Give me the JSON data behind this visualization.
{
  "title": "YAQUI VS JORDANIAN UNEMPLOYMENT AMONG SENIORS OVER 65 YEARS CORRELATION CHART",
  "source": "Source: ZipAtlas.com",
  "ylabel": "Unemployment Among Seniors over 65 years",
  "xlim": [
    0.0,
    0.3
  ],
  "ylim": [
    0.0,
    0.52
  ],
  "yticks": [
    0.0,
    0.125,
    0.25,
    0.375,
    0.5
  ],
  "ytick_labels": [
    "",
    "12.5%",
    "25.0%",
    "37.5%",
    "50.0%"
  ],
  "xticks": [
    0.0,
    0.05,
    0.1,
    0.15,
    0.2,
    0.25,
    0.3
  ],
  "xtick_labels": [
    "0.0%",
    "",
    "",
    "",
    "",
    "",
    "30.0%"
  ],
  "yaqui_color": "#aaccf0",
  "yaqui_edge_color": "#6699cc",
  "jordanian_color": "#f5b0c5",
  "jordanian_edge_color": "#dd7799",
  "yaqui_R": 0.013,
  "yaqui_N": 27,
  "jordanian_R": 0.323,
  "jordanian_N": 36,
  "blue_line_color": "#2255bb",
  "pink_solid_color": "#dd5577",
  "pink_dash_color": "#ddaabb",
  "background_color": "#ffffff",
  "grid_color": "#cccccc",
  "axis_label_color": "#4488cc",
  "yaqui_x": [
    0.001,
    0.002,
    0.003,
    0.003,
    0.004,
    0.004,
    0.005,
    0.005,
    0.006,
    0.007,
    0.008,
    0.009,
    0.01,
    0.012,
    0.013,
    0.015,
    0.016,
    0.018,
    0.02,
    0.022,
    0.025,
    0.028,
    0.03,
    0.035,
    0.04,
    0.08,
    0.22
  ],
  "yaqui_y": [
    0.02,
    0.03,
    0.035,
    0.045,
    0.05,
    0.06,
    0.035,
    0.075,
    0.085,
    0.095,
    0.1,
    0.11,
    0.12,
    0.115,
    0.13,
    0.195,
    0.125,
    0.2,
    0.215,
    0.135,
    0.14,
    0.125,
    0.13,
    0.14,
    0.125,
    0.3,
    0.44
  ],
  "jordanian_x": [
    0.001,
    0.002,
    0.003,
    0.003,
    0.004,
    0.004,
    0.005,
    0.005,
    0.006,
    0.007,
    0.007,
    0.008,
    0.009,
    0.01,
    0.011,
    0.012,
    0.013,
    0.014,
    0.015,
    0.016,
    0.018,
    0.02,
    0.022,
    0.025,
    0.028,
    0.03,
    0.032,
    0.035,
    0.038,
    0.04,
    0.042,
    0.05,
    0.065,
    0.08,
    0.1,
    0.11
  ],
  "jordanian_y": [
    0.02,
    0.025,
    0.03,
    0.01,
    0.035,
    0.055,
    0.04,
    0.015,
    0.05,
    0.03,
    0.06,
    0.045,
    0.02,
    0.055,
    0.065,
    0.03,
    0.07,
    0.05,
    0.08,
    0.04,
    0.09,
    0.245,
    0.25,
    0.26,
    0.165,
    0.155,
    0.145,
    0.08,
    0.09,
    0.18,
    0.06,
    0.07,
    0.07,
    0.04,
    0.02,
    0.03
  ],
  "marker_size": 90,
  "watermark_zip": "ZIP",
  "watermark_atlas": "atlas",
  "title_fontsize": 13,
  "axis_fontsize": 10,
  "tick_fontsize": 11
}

- - - - - - -

» **GIVEN PROBLEM**:
Reproduce the data in its entirety, matching each character.

» **SOLUTION TO THIS PROBLEM**:
Give me the JSON data behind this visualization.
{
  "title": "YAQUI VS JORDANIAN UNEMPLOYMENT AMONG SENIORS OVER 65 YEARS CORRELATION CHART",
  "source": "Source: ZipAtlas.com",
  "ylabel": "Unemployment Among Seniors over 65 years",
  "xlim": [
    0.0,
    0.3
  ],
  "ylim": [
    0.0,
    0.52
  ],
  "yticks": [
    0.0,
    0.125,
    0.25,
    0.375,
    0.5
  ],
  "ytick_labels": [
    "",
    "12.5%",
    "25.0%",
    "37.5%",
    "50.0%"
  ],
  "xticks": [
    0.0,
    0.05,
    0.1,
    0.15,
    0.2,
    0.25,
    0.3
  ],
  "xtick_labels": [
    "0.0%",
    "",
    "",
    "",
    "",
    "",
    "30.0%"
  ],
  "yaqui_color": "#aaccf0",
  "yaqui_edge_color": "#6699cc",
  "jordanian_color": "#f5b0c5",
  "jordanian_edge_color": "#dd7799",
  "yaqui_R": 0.013,
  "yaqui_N": 27,
  "jordanian_R": 0.323,
  "jordanian_N": 36,
  "blue_line_color": "#2255bb",
  "pink_solid_color": "#dd5577",
  "pink_dash_color": "#ddaabb",
  "background_color": "#ffffff",
  "grid_color": "#cccccc",
  "axis_label_color": "#4488cc",
  "yaqui_x": [
    0.001,
    0.002,
    0.003,
    0.003,
    0.004,
    0.004,
    0.005,
    0.005,
    0.006,
    0.007,
    0.008,
    0.009,
    0.01,
    0.012,
    0.013,
    0.015,
    0.016,
    0.018,
    0.02,
    0.022,
    0.025,
    0.028,
    0.03,
    0.035,
    0.04,
    0.08,
    0.22
  ],
  "yaqui_y": [
    0.02,
    0.03,
    0.035,
    0.045,
    0.05,
    0.06,
    0.035,
    0.075,
    0.085,
    0.095,
    0.1,
    0.11,
    0.12,
    0.115,
    0.13,
    0.195,
    0.125,
    0.2,
    0.215,
    0.135,
    0.14,
    0.125,
    0.13,
    0.14,
    0.125,
    0.3,
    0.44
  ],
  "jordanian_x": [
    0.001,
    0.002,
    0.003,
    0.003,
    0.004,
    0.004,
    0.005,
    0.005,
    0.006,
    0.007,
    0.007,
    0.008,
    0.009,
    0.01,
    0.011,
    0.012,
    0.013,
    0.014,
    0.015,
    0.016,
    0.018,
    0.02,
    0.022,
    0.025,
    0.028,
    0.03,
    0.032,
    0.035,
    0.038,
    0.04,
    0.042,
    0.05,
    0.065,
    0.08,
    0.1,
    0.11
  ],
  "jordanian_y": [
    0.02,
    0.025,
    0.03,
    0.01,
    0.035,
    0.055,
    0.04,
    0.015,
    0.05,
    0.03,
    0.06,
    0.045,
    0.02,
    0.055,
    0.065,
    0.03,
    0.07,
    0.05,
    0.08,
    0.04,
    0.09,
    0.245,
    0.25,
    0.26,
    0.165,
    0.155,
    0.145,
    0.08,
    0.09,
    0.18,
    0.06,
    0.07,
    0.07,
    0.04,
    0.02,
    0.03
  ],
  "marker_size": 90,
  "watermark_zip": "ZIP",
  "watermark_atlas": "atlas",
  "title_fontsize": 13,
  "axis_fontsize": 10,
  "tick_fontsize": 11
}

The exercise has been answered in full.